■ TASK STATEMENT ■
Copy each line in which the string "JSON" occurs.
>> BEGIN RECORDS FOR PROCESSING
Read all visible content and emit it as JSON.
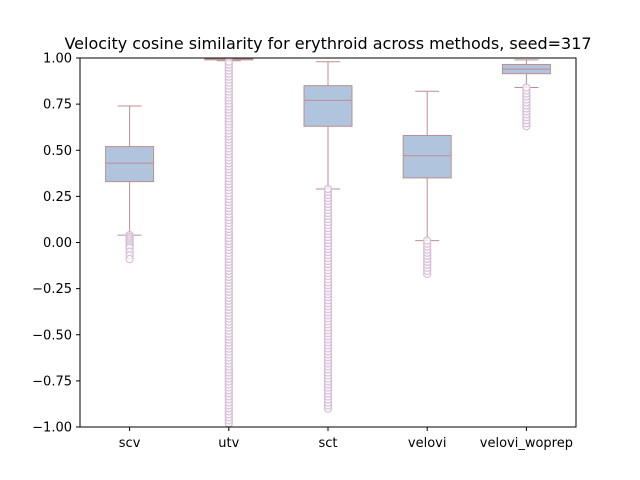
{
  "chart_data": {
    "type": "box",
    "title": "Velocity cosine similarity for erythroid across methods, seed=317",
    "xlabel": "",
    "ylabel": "",
    "ylim": [
      -1.0,
      1.0
    ],
    "yticks": [
      "1.00",
      "0.75",
      "0.50",
      "0.25",
      "0.00",
      "−0.25",
      "−0.50",
      "−0.75",
      "−1.00"
    ],
    "yticks_values": [
      1.0,
      0.75,
      0.5,
      0.25,
      0.0,
      -0.25,
      -0.5,
      -0.75,
      -1.0
    ],
    "categories": [
      "scv",
      "utv",
      "sct",
      "velovi",
      "velovi_woprep"
    ],
    "grid": false,
    "colors": {
      "box_fill": "#b0c4de",
      "box_edge": "#bc8f8f",
      "flier_edge": "#d8bfd8"
    },
    "boxes": [
      {
        "name": "scv",
        "q1": 0.33,
        "median": 0.43,
        "q3": 0.52,
        "whisker_low": 0.04,
        "whisker_high": 0.74,
        "outliers": [
          0.04,
          0.03,
          0.02,
          0.01,
          0.0,
          -0.01,
          -0.02,
          -0.03,
          -0.05,
          -0.07,
          -0.09
        ]
      },
      {
        "name": "utv",
        "q1": 0.99,
        "median": 0.995,
        "q3": 1.0,
        "whisker_low": 0.985,
        "whisker_high": 1.0,
        "outliers_range": [
          -0.98,
          0.98
        ]
      },
      {
        "name": "sct",
        "q1": 0.63,
        "median": 0.77,
        "q3": 0.85,
        "whisker_low": 0.29,
        "whisker_high": 0.98,
        "outliers_range": [
          -0.9,
          0.29
        ]
      },
      {
        "name": "velovi",
        "q1": 0.35,
        "median": 0.47,
        "q3": 0.58,
        "whisker_low": 0.01,
        "whisker_high": 0.82,
        "outliers_range": [
          -0.17,
          0.01
        ]
      },
      {
        "name": "velovi_woprep",
        "q1": 0.915,
        "median": 0.94,
        "q3": 0.965,
        "whisker_low": 0.84,
        "whisker_high": 0.99,
        "outliers_range": [
          0.63,
          0.84
        ]
      }
    ]
  }
}
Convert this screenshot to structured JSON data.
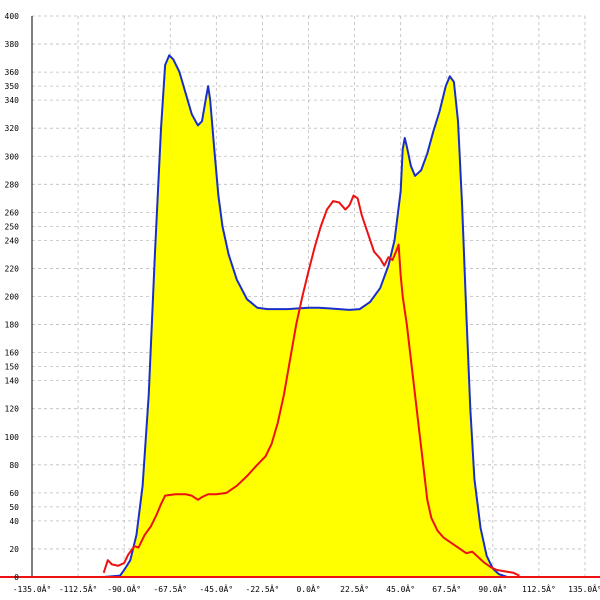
{
  "chart_data": {
    "type": "area",
    "title": "",
    "xlabel": "",
    "ylabel": "",
    "xlim": [
      -135,
      135
    ],
    "ylim": [
      0,
      400
    ],
    "grid": true,
    "legend": "none",
    "x_ticks": [
      -135,
      -112.5,
      -90,
      -67.5,
      -45,
      -22.5,
      0,
      22.5,
      45,
      67.5,
      90,
      112.5,
      135
    ],
    "x_tick_labels": [
      "-135.0Â°",
      "-112.5Â°",
      "-90.0Â°",
      "-67.5Â°",
      "-45.0Â°",
      "-22.5Â°",
      "0.0Â°",
      "22.5Â°",
      "45.0Â°",
      "67.5Â°",
      "90.0Â°",
      "112.5Â°",
      "135.0Â°"
    ],
    "y_ticks": [
      0,
      20,
      40,
      50,
      60,
      80,
      100,
      120,
      140,
      150,
      160,
      180,
      200,
      220,
      240,
      250,
      260,
      280,
      300,
      320,
      340,
      350,
      360,
      380,
      400
    ],
    "y_tick_labels": [
      "0",
      "20",
      "40",
      "50",
      "60",
      "80",
      "100",
      "120",
      "140",
      "150",
      "160",
      "180",
      "200",
      "220",
      "240",
      "250",
      "260",
      "280",
      "300",
      "320",
      "340",
      "350",
      "360",
      "380",
      "400"
    ],
    "colors": {
      "area_fill": "#ffff00",
      "blue_line": "#1a2ecc",
      "red_line": "#ee1111",
      "baseline": "#ee1111"
    },
    "series": [
      {
        "color": "#1a2ecc",
        "filled": true,
        "points": [
          [
            -100,
            0
          ],
          [
            -92,
            1
          ],
          [
            -90,
            5
          ],
          [
            -87,
            12
          ],
          [
            -84,
            30
          ],
          [
            -81,
            65
          ],
          [
            -78,
            130
          ],
          [
            -75,
            230
          ],
          [
            -72,
            320
          ],
          [
            -70,
            365
          ],
          [
            -68,
            372
          ],
          [
            -66,
            369
          ],
          [
            -63,
            360
          ],
          [
            -60,
            345
          ],
          [
            -57,
            330
          ],
          [
            -54,
            322
          ],
          [
            -52,
            325
          ],
          [
            -50,
            342
          ],
          [
            -49,
            350
          ],
          [
            -48,
            340
          ],
          [
            -46,
            305
          ],
          [
            -44,
            272
          ],
          [
            -42,
            250
          ],
          [
            -39,
            230
          ],
          [
            -35,
            212
          ],
          [
            -30,
            198
          ],
          [
            -25,
            192
          ],
          [
            -20,
            191
          ],
          [
            -15,
            191
          ],
          [
            -10,
            191
          ],
          [
            -5,
            191.5
          ],
          [
            0,
            192
          ],
          [
            5,
            192
          ],
          [
            10,
            191.5
          ],
          [
            15,
            191
          ],
          [
            20,
            190.5
          ],
          [
            25,
            191
          ],
          [
            30,
            196
          ],
          [
            35,
            206
          ],
          [
            39,
            222
          ],
          [
            42,
            240
          ],
          [
            45,
            275
          ],
          [
            46,
            305
          ],
          [
            47,
            313
          ],
          [
            48,
            307
          ],
          [
            50,
            293
          ],
          [
            52,
            286
          ],
          [
            55,
            290
          ],
          [
            58,
            302
          ],
          [
            61,
            318
          ],
          [
            64,
            332
          ],
          [
            67,
            350
          ],
          [
            69,
            357
          ],
          [
            71,
            353
          ],
          [
            73,
            325
          ],
          [
            75,
            265
          ],
          [
            77,
            190
          ],
          [
            79,
            120
          ],
          [
            81,
            70
          ],
          [
            84,
            35
          ],
          [
            87,
            15
          ],
          [
            90,
            6
          ],
          [
            93,
            2
          ],
          [
            97,
            0
          ]
        ]
      },
      {
        "color": "#ee1111",
        "filled": false,
        "points": [
          [
            -100,
            3
          ],
          [
            -98,
            12
          ],
          [
            -96,
            9
          ],
          [
            -93,
            8
          ],
          [
            -90,
            10
          ],
          [
            -88,
            16
          ],
          [
            -85,
            22
          ],
          [
            -83,
            21
          ],
          [
            -80,
            30
          ],
          [
            -77,
            36
          ],
          [
            -74,
            45
          ],
          [
            -72,
            52
          ],
          [
            -70,
            58
          ],
          [
            -65,
            59
          ],
          [
            -60,
            59
          ],
          [
            -57,
            58
          ],
          [
            -54,
            55
          ],
          [
            -52,
            57
          ],
          [
            -49,
            59
          ],
          [
            -45,
            59
          ],
          [
            -40,
            60
          ],
          [
            -35,
            65
          ],
          [
            -30,
            72
          ],
          [
            -25,
            80
          ],
          [
            -21,
            86
          ],
          [
            -18,
            95
          ],
          [
            -15,
            110
          ],
          [
            -12,
            130
          ],
          [
            -9,
            155
          ],
          [
            -6,
            180
          ],
          [
            -3,
            200
          ],
          [
            0,
            218
          ],
          [
            3,
            235
          ],
          [
            6,
            250
          ],
          [
            9,
            262
          ],
          [
            12,
            268
          ],
          [
            15,
            267
          ],
          [
            18,
            262
          ],
          [
            20,
            265
          ],
          [
            22,
            272
          ],
          [
            24,
            270
          ],
          [
            26,
            258
          ],
          [
            29,
            245
          ],
          [
            32,
            232
          ],
          [
            35,
            227
          ],
          [
            37,
            222
          ],
          [
            39,
            228
          ],
          [
            41,
            226
          ],
          [
            43,
            233
          ],
          [
            44,
            237
          ],
          [
            45,
            215
          ],
          [
            46,
            200
          ],
          [
            48,
            180
          ],
          [
            50,
            155
          ],
          [
            52,
            130
          ],
          [
            54,
            105
          ],
          [
            56,
            80
          ],
          [
            58,
            55
          ],
          [
            60,
            42
          ],
          [
            63,
            33
          ],
          [
            66,
            28
          ],
          [
            70,
            24
          ],
          [
            74,
            20
          ],
          [
            77,
            17
          ],
          [
            80,
            18
          ],
          [
            83,
            14
          ],
          [
            86,
            10
          ],
          [
            89,
            7
          ],
          [
            92,
            5
          ],
          [
            96,
            4
          ],
          [
            100,
            3
          ],
          [
            103,
            1
          ]
        ]
      }
    ]
  }
}
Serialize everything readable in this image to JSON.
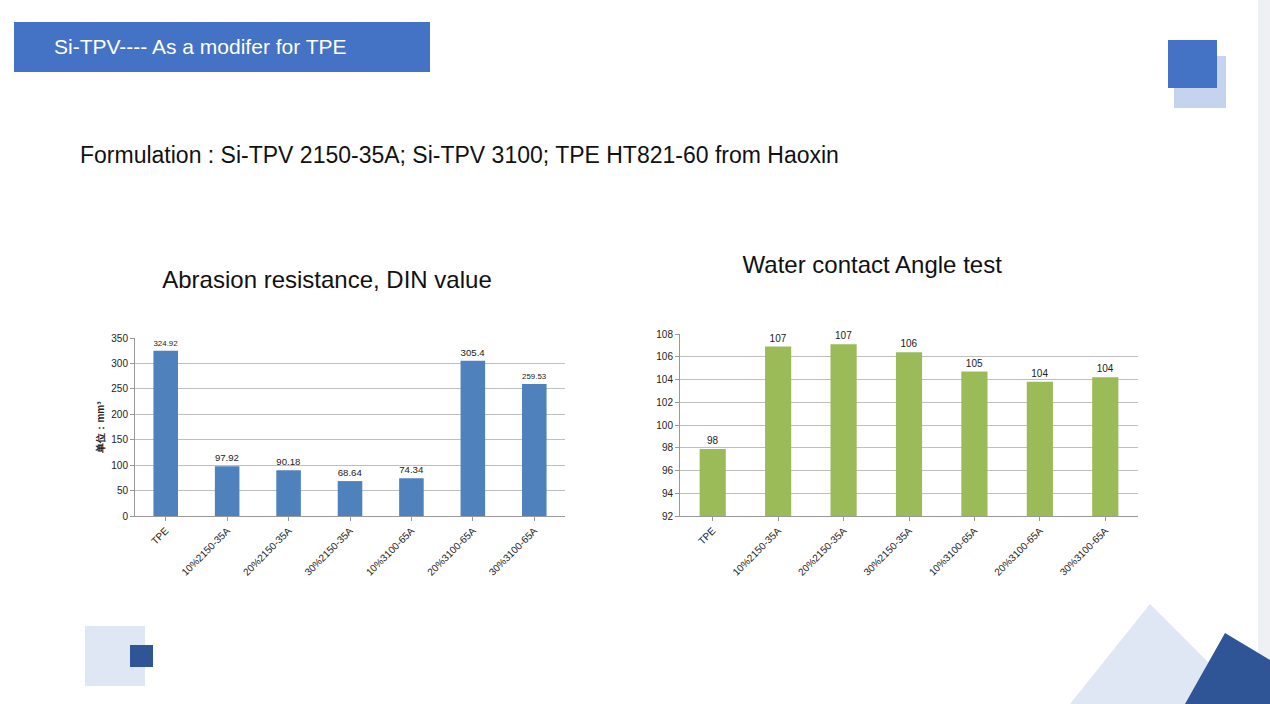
{
  "slide": {
    "header": "Si-TPV---- As a modifer for TPE",
    "formulation": "Formulation : Si-TPV 2150-35A; Si-TPV 3100; TPE HT821-60 from Haoxin"
  },
  "chart_data": [
    {
      "type": "bar",
      "title": "Abrasion resistance, DIN value",
      "y_label": "单位：mm³",
      "categories": [
        "TPE",
        "10%2150-35A",
        "20%2150-35A",
        "30%2150-35A",
        "10%3100-65A",
        "20%3100-65A",
        "30%3100-65A"
      ],
      "values": [
        324.92,
        97.92,
        90.18,
        68.64,
        74.34,
        305.4,
        259.53
      ],
      "color": "#4f81bd",
      "ylim": [
        0,
        350
      ],
      "yticks": [
        0,
        50,
        100,
        150,
        200,
        250,
        300,
        350
      ],
      "grid": true,
      "data_labels": true
    },
    {
      "type": "bar",
      "title": "Water contact Angle test",
      "categories": [
        "TPE",
        "10%2150-35A",
        "20%2150-35A",
        "30%2150-35A",
        "10%3100-65A",
        "20%3100-65A",
        "30%3100-65A"
      ],
      "values": [
        97.9,
        106.9,
        107.1,
        106.4,
        104.7,
        103.8,
        104.2
      ],
      "value_labels": [
        "98",
        "107",
        "107",
        "106",
        "105",
        "104",
        "104"
      ],
      "color": "#9bbb59",
      "ylim": [
        92,
        108
      ],
      "yticks": [
        92,
        94,
        96,
        98,
        100,
        102,
        104,
        106,
        108
      ],
      "grid": true,
      "data_labels": true
    }
  ]
}
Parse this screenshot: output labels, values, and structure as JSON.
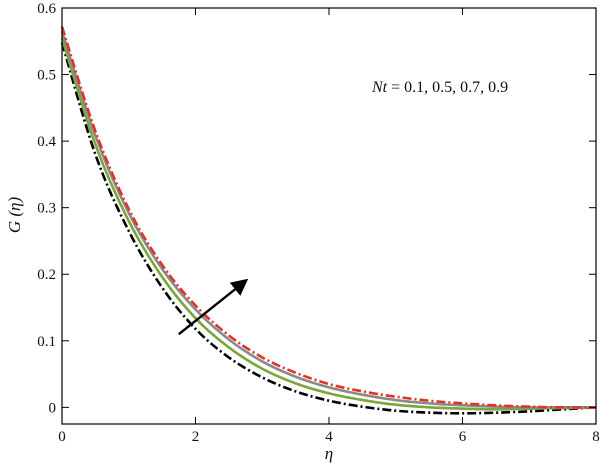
{
  "chart_data": {
    "type": "line",
    "title": "",
    "xlabel": "η",
    "ylabel": "G (η)",
    "xlim": [
      0,
      8
    ],
    "ylim": [
      -0.025,
      0.6
    ],
    "x_ticks": [
      0,
      2,
      4,
      6,
      8
    ],
    "y_ticks": [
      0,
      0.1,
      0.2,
      0.3,
      0.4,
      0.5,
      0.6
    ],
    "x_tick_labels": [
      "0",
      "2",
      "4",
      "6",
      "8"
    ],
    "y_tick_labels": [
      "0",
      "0.1",
      "0.2",
      "0.3",
      "0.4",
      "0.5",
      "0.6"
    ],
    "grid": false,
    "legend": "none",
    "annotation": {
      "var": "Nt",
      "text": " = 0.1, 0.5, 0.7, 0.9",
      "arrow_from": [
        1.75,
        0.11
      ],
      "arrow_to": [
        2.75,
        0.19
      ]
    },
    "x": [
      0,
      0.5,
      1,
      1.5,
      2,
      2.5,
      3,
      3.5,
      4,
      4.5,
      5,
      5.5,
      6,
      6.5,
      7,
      7.5,
      8
    ],
    "series": [
      {
        "color": "#000000",
        "dash": "dashdot",
        "values": [
          0.548,
          0.38,
          0.265,
          0.18,
          0.118,
          0.075,
          0.045,
          0.024,
          0.01,
          0.001,
          -0.005,
          -0.008,
          -0.009,
          -0.008,
          -0.006,
          -0.003,
          0
        ]
      },
      {
        "color": "#7aa63c",
        "dash": "solid",
        "values": [
          0.555,
          0.395,
          0.28,
          0.196,
          0.134,
          0.09,
          0.058,
          0.036,
          0.021,
          0.011,
          0.004,
          0,
          -0.002,
          -0.003,
          -0.002,
          -0.001,
          0
        ]
      },
      {
        "color": "#8a8a8a",
        "dash": "solid",
        "values": [
          0.565,
          0.408,
          0.292,
          0.208,
          0.147,
          0.102,
          0.069,
          0.046,
          0.03,
          0.019,
          0.011,
          0.006,
          0.003,
          0.001,
          0,
          0,
          0
        ]
      },
      {
        "color": "#e0342a",
        "dash": "dashdot",
        "values": [
          0.572,
          0.415,
          0.298,
          0.214,
          0.153,
          0.108,
          0.075,
          0.052,
          0.035,
          0.024,
          0.016,
          0.01,
          0.006,
          0.003,
          0.001,
          0,
          0
        ]
      }
    ]
  }
}
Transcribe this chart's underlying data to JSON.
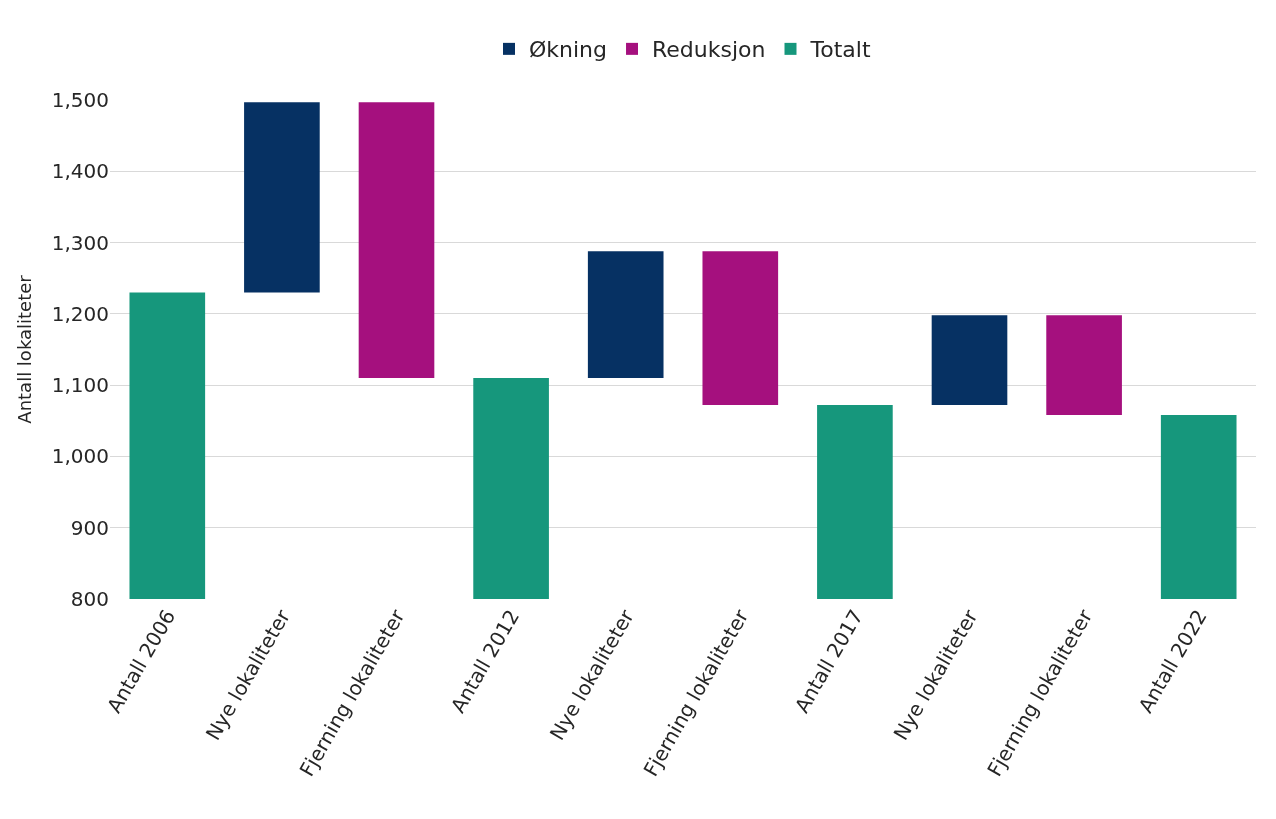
{
  "chart_data": {
    "type": "bar",
    "ylabel": "Antall lokaliteter",
    "categories": [
      "Antall 2006",
      "Nye lokaliteter",
      "Fjerning lokaliteter",
      "Antall 2012",
      "Nye lokaliteter",
      "Fjerning lokaliteter",
      "Antall 2017",
      "Nye lokaliteter",
      "Fjerning lokaliteter",
      "Antall 2022"
    ],
    "series": [
      {
        "name": "Økning",
        "color": "#063163",
        "values": [
          null,
          267,
          null,
          null,
          178,
          null,
          null,
          126,
          null,
          null
        ],
        "base": [
          null,
          1230,
          null,
          null,
          1110,
          null,
          null,
          1072,
          null,
          null
        ]
      },
      {
        "name": "Reduksjon",
        "color": "#a5107e",
        "values": [
          null,
          null,
          -387,
          null,
          null,
          -216,
          null,
          null,
          -140,
          null
        ],
        "base": [
          null,
          null,
          1497,
          null,
          null,
          1288,
          null,
          null,
          1198,
          null
        ]
      },
      {
        "name": "Totalt",
        "color": "#16977c",
        "values": [
          1230,
          null,
          null,
          1110,
          null,
          null,
          1072,
          null,
          null,
          1058
        ]
      }
    ],
    "ylim": [
      800,
      1500
    ],
    "yticks": [
      {
        "value": 800,
        "label": "800"
      },
      {
        "value": 900,
        "label": "900"
      },
      {
        "value": 1000,
        "label": "1,000"
      },
      {
        "value": 1100,
        "label": "1,100"
      },
      {
        "value": 1200,
        "label": "1,200"
      },
      {
        "value": 1300,
        "label": "1,300"
      },
      {
        "value": 1400,
        "label": "1,400"
      },
      {
        "value": 1500,
        "label": "1,500"
      }
    ],
    "grid": "y",
    "legend": "top"
  }
}
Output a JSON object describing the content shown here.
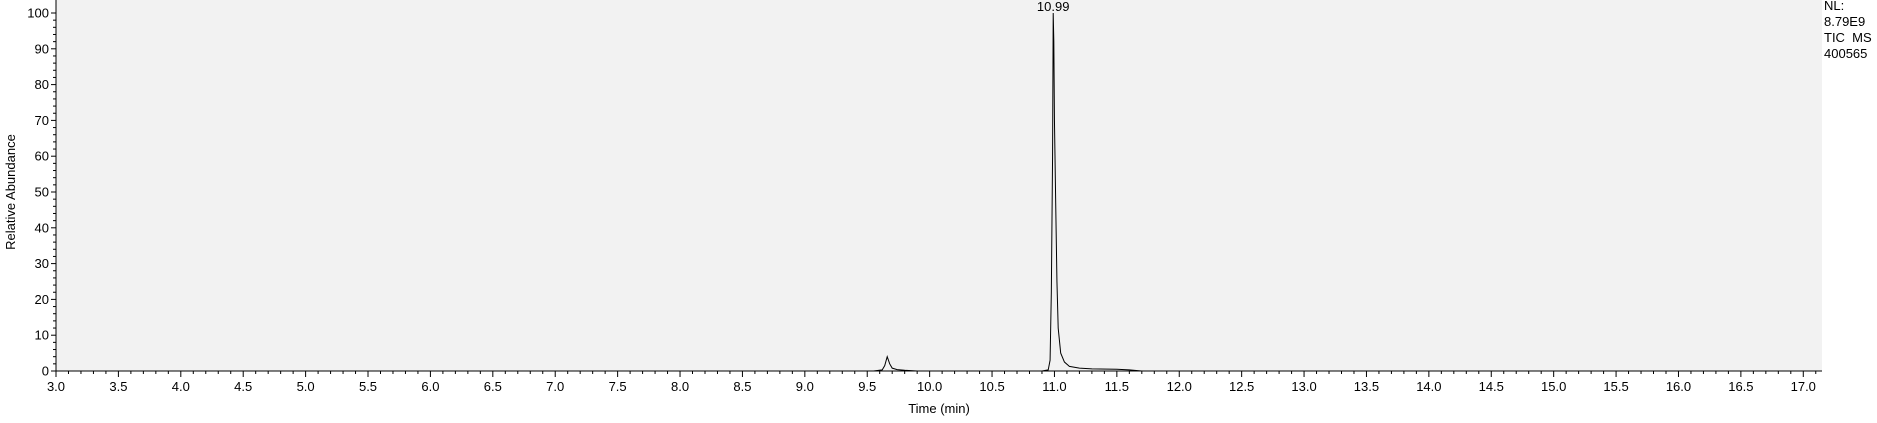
{
  "chart_data": {
    "type": "line",
    "xlabel": "Time (min)",
    "ylabel": "Relative Abundance",
    "xlim": [
      3.0,
      17.15
    ],
    "ylim": [
      0,
      100
    ],
    "x_ticks": [
      "3.0",
      "3.5",
      "4.0",
      "4.5",
      "5.0",
      "5.5",
      "6.0",
      "6.5",
      "7.0",
      "7.5",
      "8.0",
      "8.5",
      "9.0",
      "9.5",
      "10.0",
      "10.5",
      "11.0",
      "11.5",
      "12.0",
      "12.5",
      "13.0",
      "13.5",
      "14.0",
      "14.5",
      "15.0",
      "15.5",
      "16.0",
      "16.5",
      "17.0"
    ],
    "y_ticks": [
      "0",
      "10",
      "20",
      "30",
      "40",
      "50",
      "60",
      "70",
      "80",
      "90",
      "100"
    ],
    "peak_label": "10.99",
    "info_lines": [
      "NL:",
      "8.79E9",
      "TIC  MS",
      "400565"
    ],
    "background_color": "#f2f2f2",
    "line_color": "#000000",
    "series": [
      {
        "x": [
          3.0,
          9.55,
          9.62,
          9.64,
          9.66,
          9.68,
          9.7,
          9.74,
          9.8,
          9.9,
          10.5,
          10.9,
          10.95,
          10.965,
          10.975,
          10.985,
          10.99,
          10.995,
          11.0,
          11.01,
          11.02,
          11.03,
          11.05,
          11.08,
          11.12,
          11.2,
          11.3,
          11.5,
          11.6,
          11.7,
          12.0,
          17.15
        ],
        "y": [
          0,
          0,
          0.3,
          1.5,
          4.0,
          2.0,
          0.8,
          0.4,
          0.2,
          0,
          0,
          0,
          0.3,
          3.0,
          22.0,
          60.0,
          100,
          92.0,
          70.0,
          47.0,
          25.0,
          12.0,
          5.0,
          2.5,
          1.3,
          0.8,
          0.6,
          0.5,
          0.3,
          0,
          0,
          0
        ]
      }
    ]
  }
}
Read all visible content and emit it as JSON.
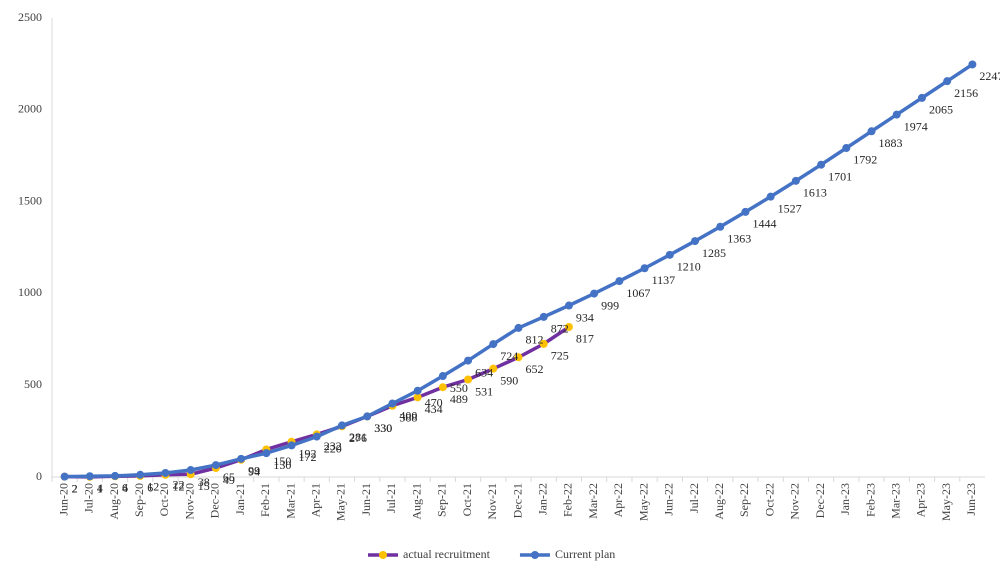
>> END RECORDS FOR PROCESSING
■ ANSWER FOR THIS EXERCISE ■
Read all visible content and emit it as JSON.
Convert this screenshot to structured JSON data.
Serialize everything readable in this image to JSON.
Parse this screenshot: output labels, values, and structure as JSON.
Transcribe this chart's underlying data to JSON.
Output a JSON object describing the content shown here.
Read all visible content and emit it as JSON.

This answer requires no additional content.